Source »
[BEGIN]
Many say that mentoring is essential to a successful legal career. With the nature of the modern practice it seems less and less time is allotted for it. So, many choose instead to pattern their careers after role models. Judge Jane Magnus-Stinson, the 2012 recipient of the Paul H. Buchanan Jr. Award of Excellence, is a role model for many. The Indianapolis Bar Association posed some questions to “Judge Jane,” as she prefers to be known, to learn more about this exceptional lawyer and jurist.

How did you find your way to law school?

My job right out of college that was not particularly satisfying. I decided I needed to further my education to have a rewarding career. A friend suggested I was suited to law school and practicing law, so I applied. I am glad he did.

How did you find your way to the Bench?

I worked for the litigation firm Lewis, Bowman, St. Clair and Wagner (now Lewis Wagner.) The firm was much smaller then, so as a young lawyer I was able to actually try cases very early in my career. I fell in love with the courtroom, and that is where my desire to become a judge was born. That desire was intensified after my exposure to public service working for Governor Evan Bayh, where part of my responsibilities involved advising the governor on the selection of judges to fill judicial vacancies. Ultimately, then-Governor Bayh helped me find my way by appointing me to the bench in Marion County, and recommending me for nomination to the federal bench. His support was critical and greatly appreciated.

Now that you’re a federal judge, do you find any benefit in local bar involvement?

I have found a benefit in local bar involvement since first becoming a lawyer. The Indianapolis Bar Association offers a judge or lawyer the full package of opportunities: fellowship with colleagues, educational enrichment, and community service.
[END]
Task a »
In the interview with Judge Jane Magnus-Stinson, who appointed her to the bench in Marion County?

Records for processing »
[BEGIN]
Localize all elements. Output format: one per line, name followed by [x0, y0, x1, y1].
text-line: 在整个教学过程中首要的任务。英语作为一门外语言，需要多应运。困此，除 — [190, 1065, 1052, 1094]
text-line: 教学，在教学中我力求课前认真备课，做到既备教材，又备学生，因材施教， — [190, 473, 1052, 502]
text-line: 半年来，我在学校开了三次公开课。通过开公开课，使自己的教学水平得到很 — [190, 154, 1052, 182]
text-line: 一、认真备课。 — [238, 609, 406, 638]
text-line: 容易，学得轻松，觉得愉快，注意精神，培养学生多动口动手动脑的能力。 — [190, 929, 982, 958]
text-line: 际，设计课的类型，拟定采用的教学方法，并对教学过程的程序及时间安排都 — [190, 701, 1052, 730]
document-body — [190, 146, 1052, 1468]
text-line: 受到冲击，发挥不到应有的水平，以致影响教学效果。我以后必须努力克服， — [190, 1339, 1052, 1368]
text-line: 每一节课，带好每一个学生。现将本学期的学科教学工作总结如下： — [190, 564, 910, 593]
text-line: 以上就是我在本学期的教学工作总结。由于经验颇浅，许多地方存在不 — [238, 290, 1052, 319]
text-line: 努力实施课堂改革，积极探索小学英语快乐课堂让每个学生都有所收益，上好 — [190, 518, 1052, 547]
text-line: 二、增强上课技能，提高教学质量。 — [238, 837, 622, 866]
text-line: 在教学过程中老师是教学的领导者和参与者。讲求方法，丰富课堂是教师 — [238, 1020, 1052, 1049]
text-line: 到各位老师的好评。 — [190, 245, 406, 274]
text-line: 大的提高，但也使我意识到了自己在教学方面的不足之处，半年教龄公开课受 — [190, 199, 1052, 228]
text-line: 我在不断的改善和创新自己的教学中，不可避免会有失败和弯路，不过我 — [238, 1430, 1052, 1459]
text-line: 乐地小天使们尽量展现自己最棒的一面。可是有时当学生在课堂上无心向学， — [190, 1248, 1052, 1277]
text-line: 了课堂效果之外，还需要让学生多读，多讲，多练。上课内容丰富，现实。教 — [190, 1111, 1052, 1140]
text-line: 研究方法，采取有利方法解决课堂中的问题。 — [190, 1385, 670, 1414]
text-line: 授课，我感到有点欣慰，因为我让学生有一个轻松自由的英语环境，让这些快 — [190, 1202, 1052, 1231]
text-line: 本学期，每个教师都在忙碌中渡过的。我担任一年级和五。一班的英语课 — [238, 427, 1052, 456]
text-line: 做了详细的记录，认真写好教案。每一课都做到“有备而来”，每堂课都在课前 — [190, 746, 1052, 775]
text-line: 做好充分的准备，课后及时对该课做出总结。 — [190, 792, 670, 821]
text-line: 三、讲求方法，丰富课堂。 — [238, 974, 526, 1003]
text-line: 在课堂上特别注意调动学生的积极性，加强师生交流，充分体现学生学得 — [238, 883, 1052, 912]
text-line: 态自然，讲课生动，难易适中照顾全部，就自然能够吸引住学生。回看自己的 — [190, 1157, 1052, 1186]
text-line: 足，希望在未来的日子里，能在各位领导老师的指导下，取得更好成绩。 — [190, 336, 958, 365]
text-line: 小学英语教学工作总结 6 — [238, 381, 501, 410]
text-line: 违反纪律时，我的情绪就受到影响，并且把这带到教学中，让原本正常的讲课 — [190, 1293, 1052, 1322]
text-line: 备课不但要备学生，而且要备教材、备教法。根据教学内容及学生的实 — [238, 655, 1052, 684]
[END]
Task b »
Arrange the rows as a JSON list of strings, starting with the first row and continuing through the row containing "text-line: 受到冲击，发挥不到应有的水平，以致影响教学效果。我以后必须努力克服， —". Use one string per line and leave out blank lines.

Exercise output a »
Then-Governor Evan Bayh appointed her to the bench in Marion County.

Exercise output b »
[
  "Localize all elements. Output format: one per line, name followed by [x0, y0, x1, y1].",
  "text-line: 在整个教学过程中首要的任务。英语作为一门外语言，需要多应运。困此，除 — [190, 1065, 1052, 1094]",
  "text-line: 教学，在教学中我力求课前认真备课，做到既备教材，又备学生，因材施教， — [190, 473, 1052, 502]",
  "text-line: 半年来，我在学校开了三次公开课。通过开公开课，使自己的教学水平得到很 — [190, 154, 1052, 182]",
  "text-line: 一、认真备课。 — [238, 609, 406, 638]",
  "text-line: 容易，学得轻松，觉得愉快，注意精神，培养学生多动口动手动脑的能力。 — [190, 929, 982, 958]",
  "text-line: 际，设计课的类型，拟定采用的教学方法，并对教学过程的程序及时间安排都 — [190, 701, 1052, 730]",
  "document-body — [190, 146, 1052, 1468]",
  "text-line: 受到冲击，发挥不到应有的水平，以致影响教学效果。我以后必须努力克服， — [190, 1339, 1052, 1368]"
]